§ **TASK STATEMENT**: Select the lines of the records containing the word "none" and list them.

________

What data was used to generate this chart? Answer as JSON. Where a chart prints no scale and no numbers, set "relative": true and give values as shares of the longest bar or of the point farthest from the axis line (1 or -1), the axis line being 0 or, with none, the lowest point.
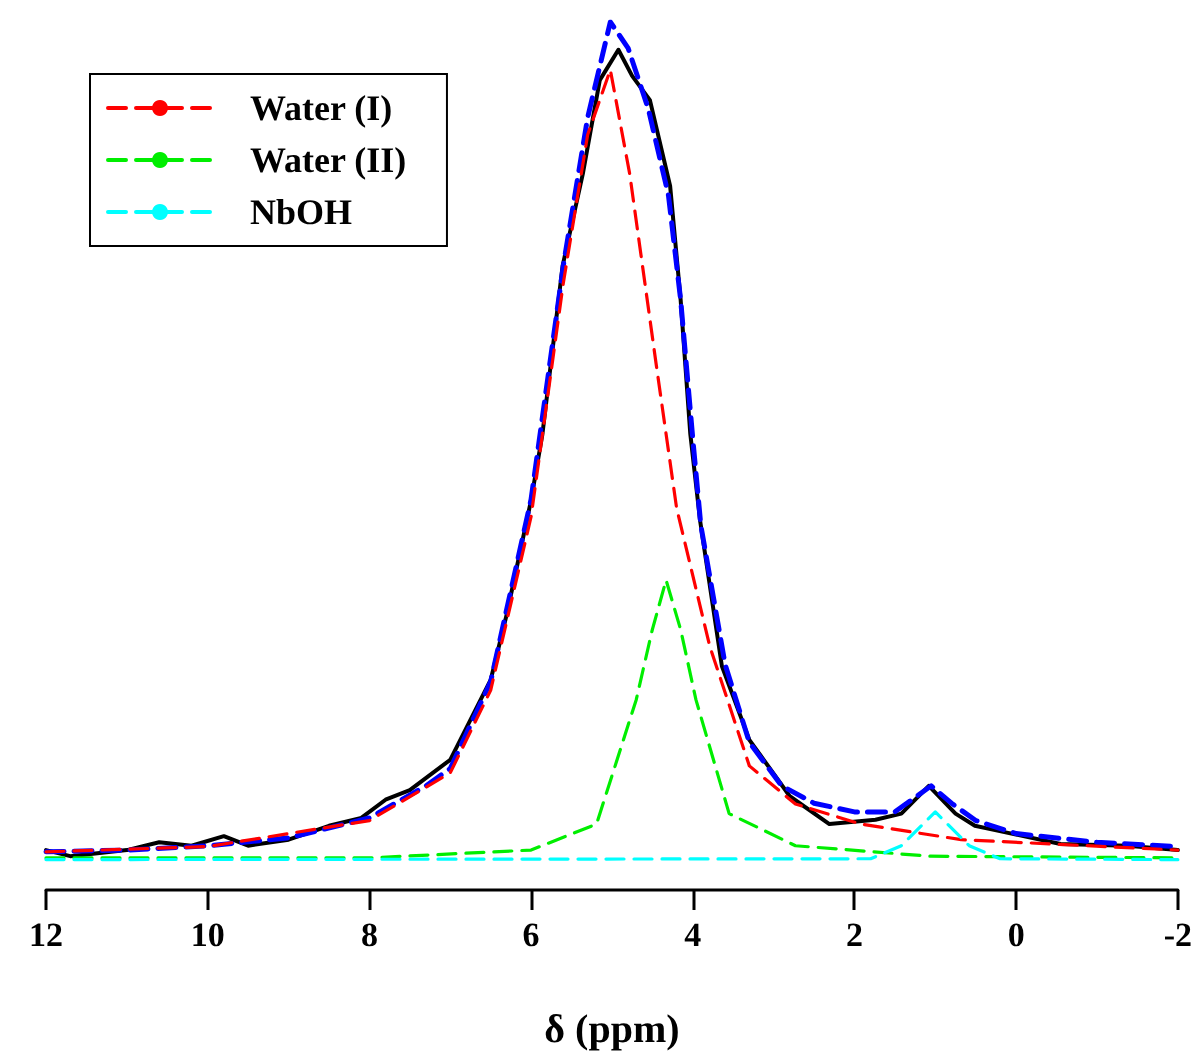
{
  "chart_data": {
    "type": "line",
    "xlabel": "δ (ppm)",
    "relative": true,
    "xlim": [
      12,
      -2
    ],
    "xticks": [
      12,
      10,
      8,
      6,
      4,
      2,
      0,
      -2
    ],
    "tick_labels": "x",
    "legend": "top left",
    "marker": "none",
    "series": [
      {
        "color": "#000000",
        "line_style": "solid",
        "x": [
          12,
          11.7,
          11,
          10.6,
          10.2,
          9.8,
          9.5,
          9,
          8.5,
          8.1,
          7.8,
          7.5,
          7.0,
          6.5,
          6.3,
          6.0,
          5.86,
          5.61,
          5.36,
          5.15,
          4.92,
          4.75,
          4.53,
          4.28,
          4.15,
          4.03,
          3.91,
          3.64,
          3.3,
          2.8,
          2.31,
          1.74,
          1.42,
          1.08,
          0.75,
          0.51,
          0.26,
          -0.55,
          -1.38,
          -2
        ],
        "values": [
          0.046,
          0.039,
          0.046,
          0.055,
          0.051,
          0.062,
          0.051,
          0.058,
          0.074,
          0.083,
          0.104,
          0.115,
          0.15,
          0.242,
          0.318,
          0.449,
          0.525,
          0.719,
          0.825,
          0.933,
          0.968,
          0.938,
          0.91,
          0.811,
          0.68,
          0.525,
          0.426,
          0.258,
          0.173,
          0.108,
          0.076,
          0.081,
          0.088,
          0.12,
          0.088,
          0.074,
          0.069,
          0.053,
          0.051,
          0.046
        ]
      },
      {
        "color": "#0000ff",
        "line_style": "dashed",
        "x": [
          12,
          11,
          10,
          9,
          8,
          7.3,
          7.0,
          6.5,
          6,
          5.6,
          5.3,
          5.02,
          4.8,
          4.55,
          4.3,
          4.15,
          4.0,
          3.9,
          3.6,
          3.3,
          2.9,
          2.5,
          2.0,
          1.5,
          1.2,
          1.05,
          0.8,
          0.5,
          0,
          -1,
          -2
        ],
        "values": [
          0.044,
          0.046,
          0.051,
          0.06,
          0.083,
          0.12,
          0.14,
          0.24,
          0.45,
          0.72,
          0.89,
          1.0,
          0.97,
          0.9,
          0.8,
          0.68,
          0.52,
          0.42,
          0.26,
          0.17,
          0.12,
          0.1,
          0.09,
          0.09,
          0.11,
          0.12,
          0.1,
          0.08,
          0.065,
          0.055,
          0.05
        ]
      },
      {
        "name": "Water (I)",
        "color": "#ff0000",
        "line_style": "dashed",
        "x": [
          12,
          10,
          8,
          7,
          6.5,
          6,
          5.6,
          5.3,
          5.02,
          4.78,
          4.45,
          4.2,
          3.79,
          3.3,
          2.73,
          1.92,
          0.68,
          -2
        ],
        "values": [
          0.044,
          0.05,
          0.08,
          0.135,
          0.23,
          0.43,
          0.7,
          0.87,
          0.945,
          0.825,
          0.604,
          0.44,
          0.281,
          0.143,
          0.099,
          0.076,
          0.058,
          0.046
        ]
      },
      {
        "name": "Water (II)",
        "color": "#00ee00",
        "line_style": "dashed",
        "x": [
          12,
          8,
          6,
          5.19,
          4.7,
          4.5,
          4.33,
          4.15,
          3.96,
          3.55,
          2.73,
          1.08,
          -2
        ],
        "values": [
          0.037,
          0.037,
          0.046,
          0.076,
          0.219,
          0.3,
          0.357,
          0.3,
          0.219,
          0.088,
          0.051,
          0.039,
          0.037
        ]
      },
      {
        "name": "NbOH",
        "color": "#00ffff",
        "line_style": "dashed",
        "x": [
          12,
          1.8,
          1.42,
          1.0,
          0.58,
          0.2,
          -2
        ],
        "values": [
          0.035,
          0.036,
          0.051,
          0.09,
          0.051,
          0.036,
          0.035
        ]
      }
    ]
  }
}
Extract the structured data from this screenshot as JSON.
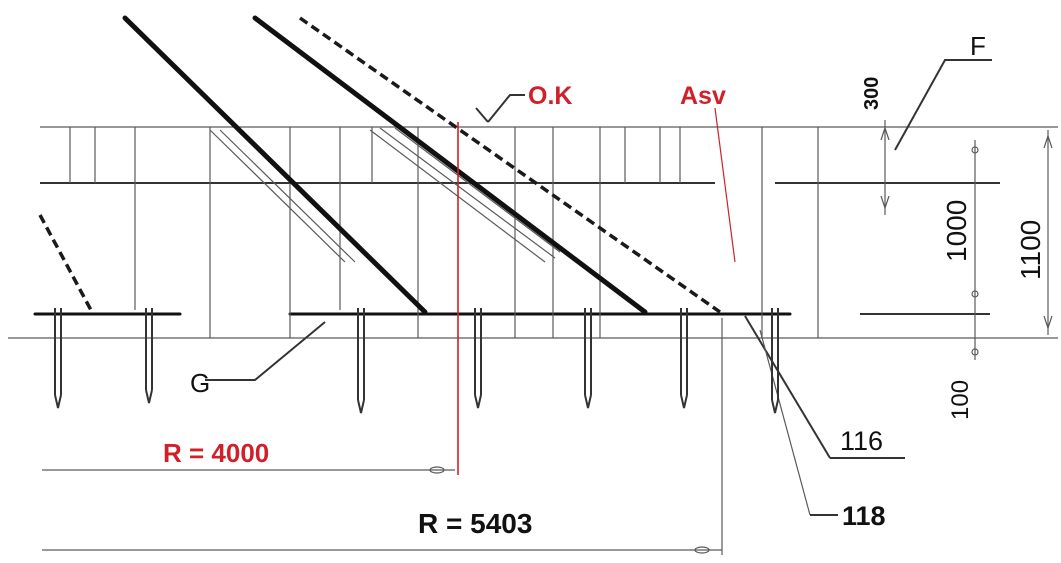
{
  "labels": {
    "ok": "O.K",
    "asv": "Asv",
    "f": "F",
    "g": "G",
    "dim_300": "300",
    "dim_1000": "1000",
    "dim_1100": "1100",
    "dim_100": "100",
    "r_4000": "R = 4000",
    "r_5403": "R = 5403",
    "ref_116": "116",
    "ref_118": "118"
  },
  "colors": {
    "annotation_red": "#d0202a",
    "ink": "#111111",
    "construction_gray": "#5a5a5a"
  }
}
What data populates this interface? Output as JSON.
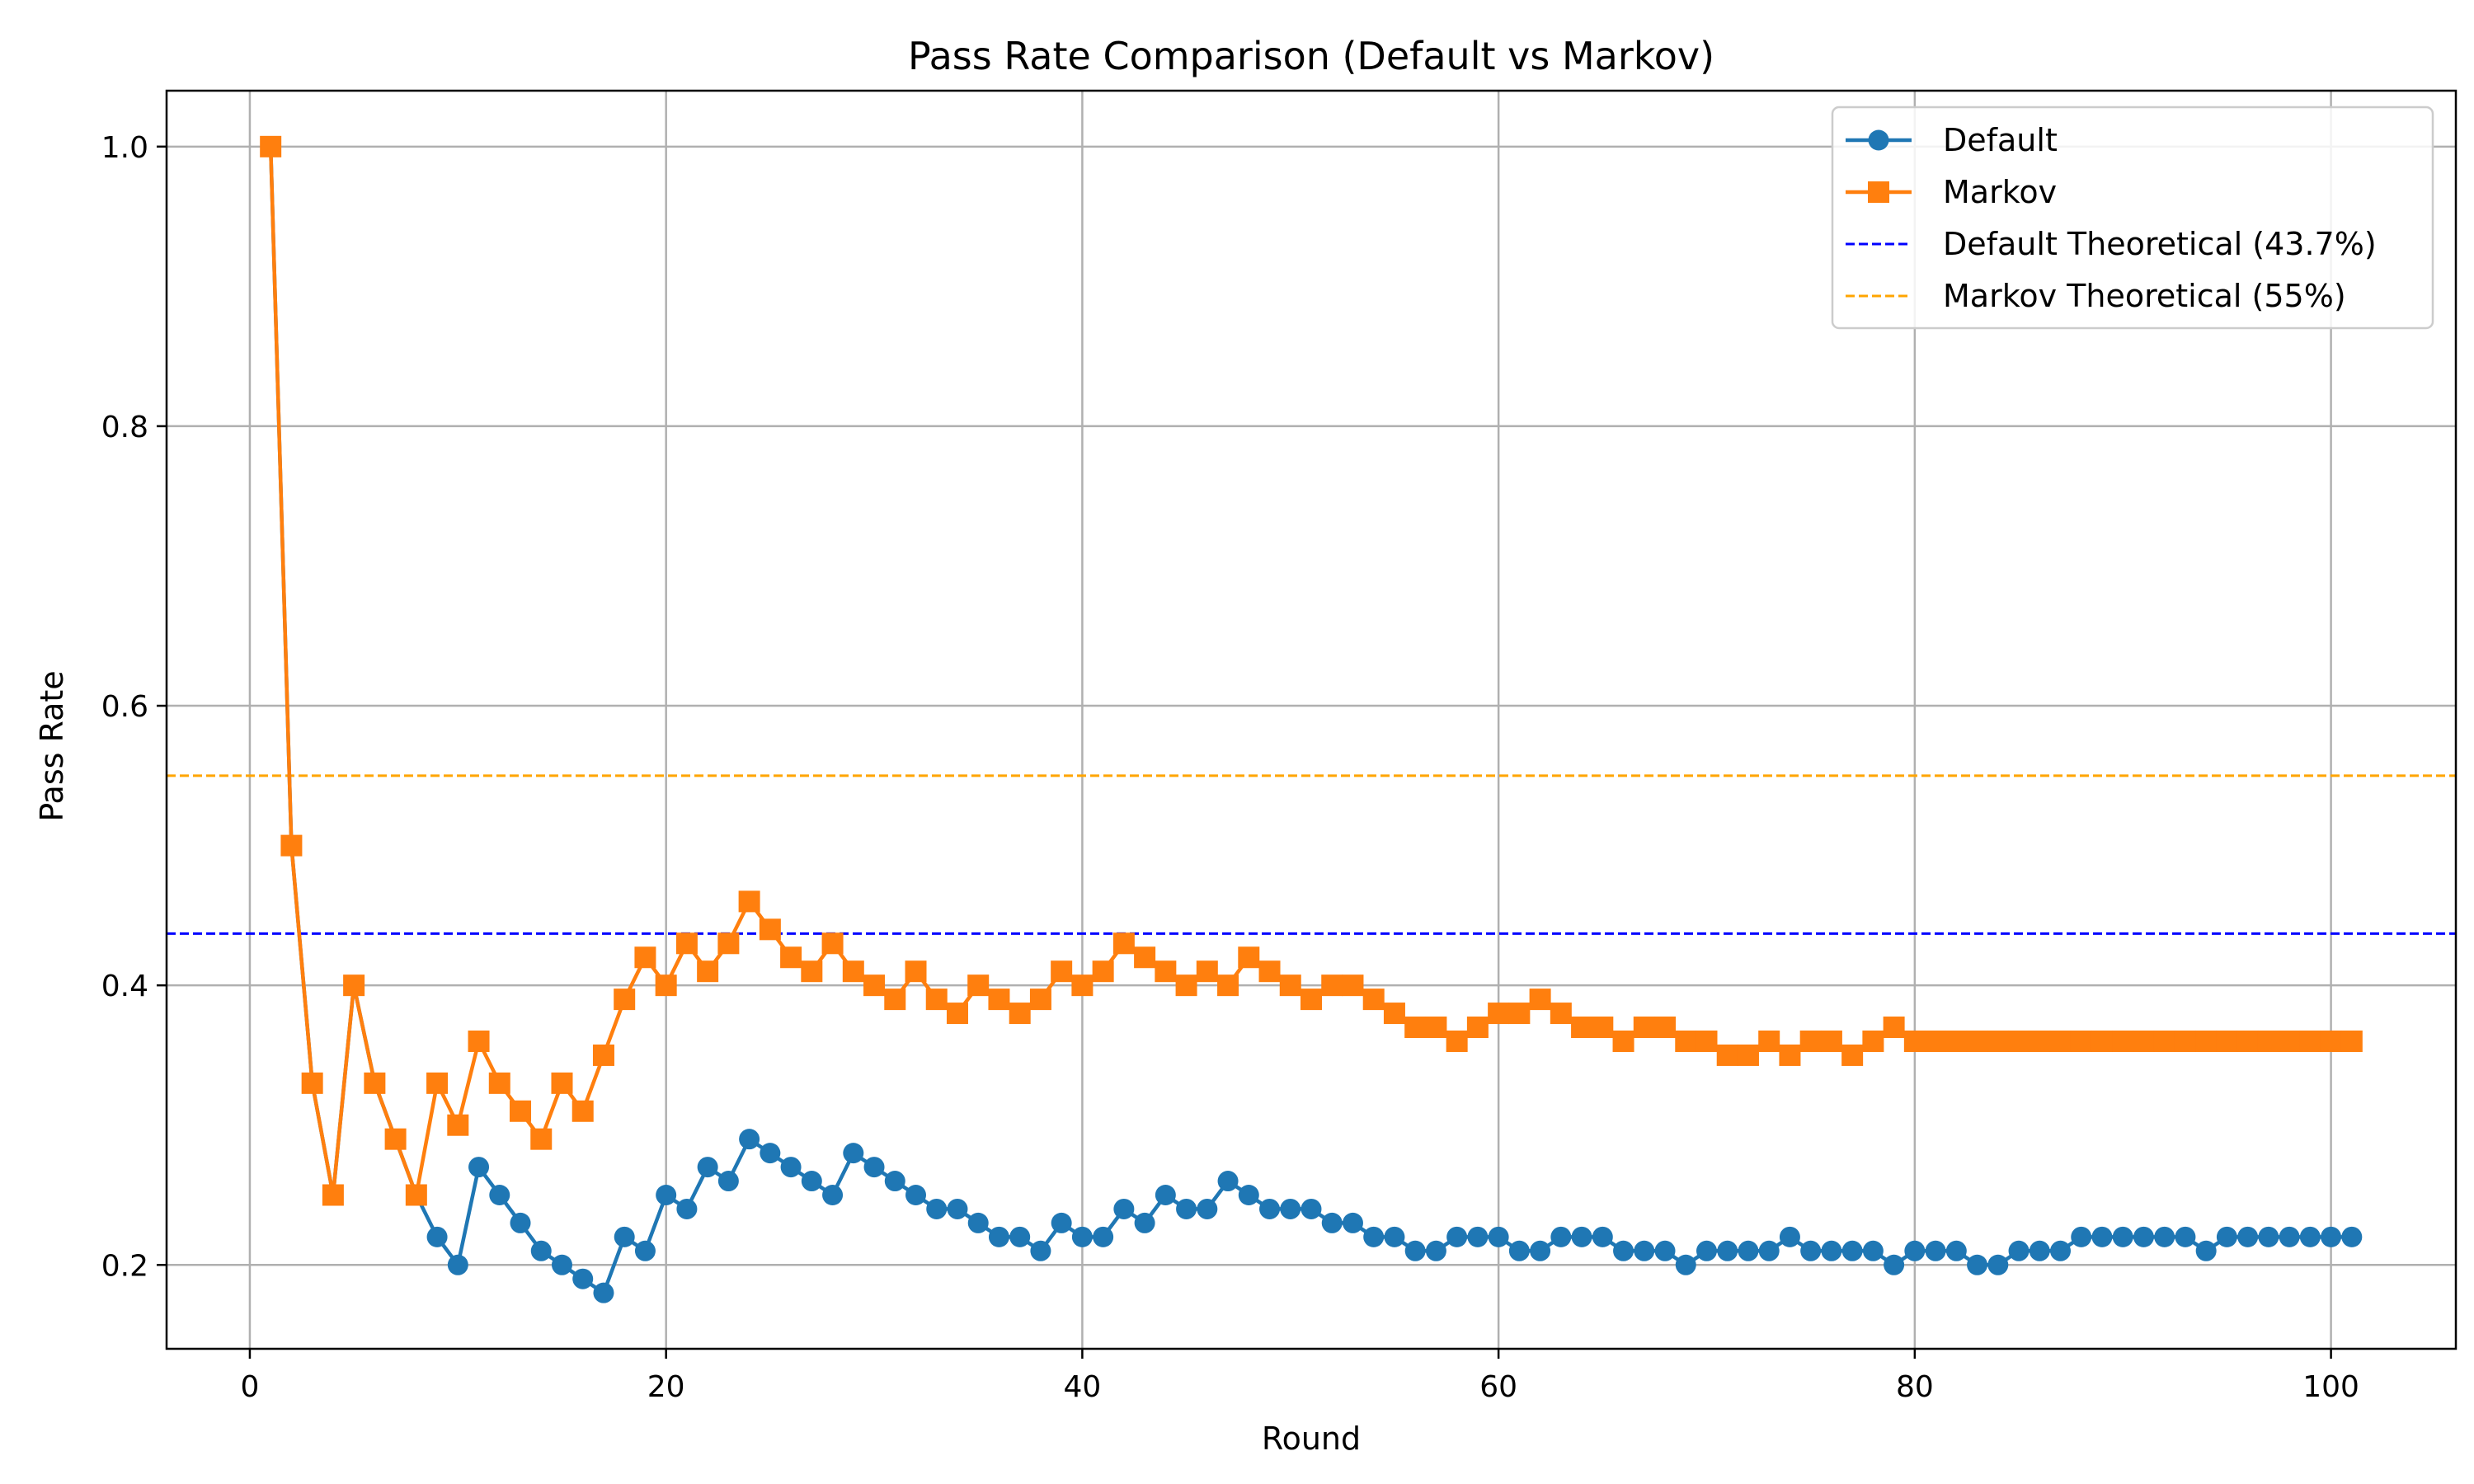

________

§ **SOLUTION BELOW**:
What data was used to generate this chart? Answer as JSON. Where a chart prints no scale and no numbers, set "relative": true and give values as shares of the longest bar or of the point farthest from the axis line (1 or -1), the axis line being 0 or, with none, the lowest point.
    "marker": "none",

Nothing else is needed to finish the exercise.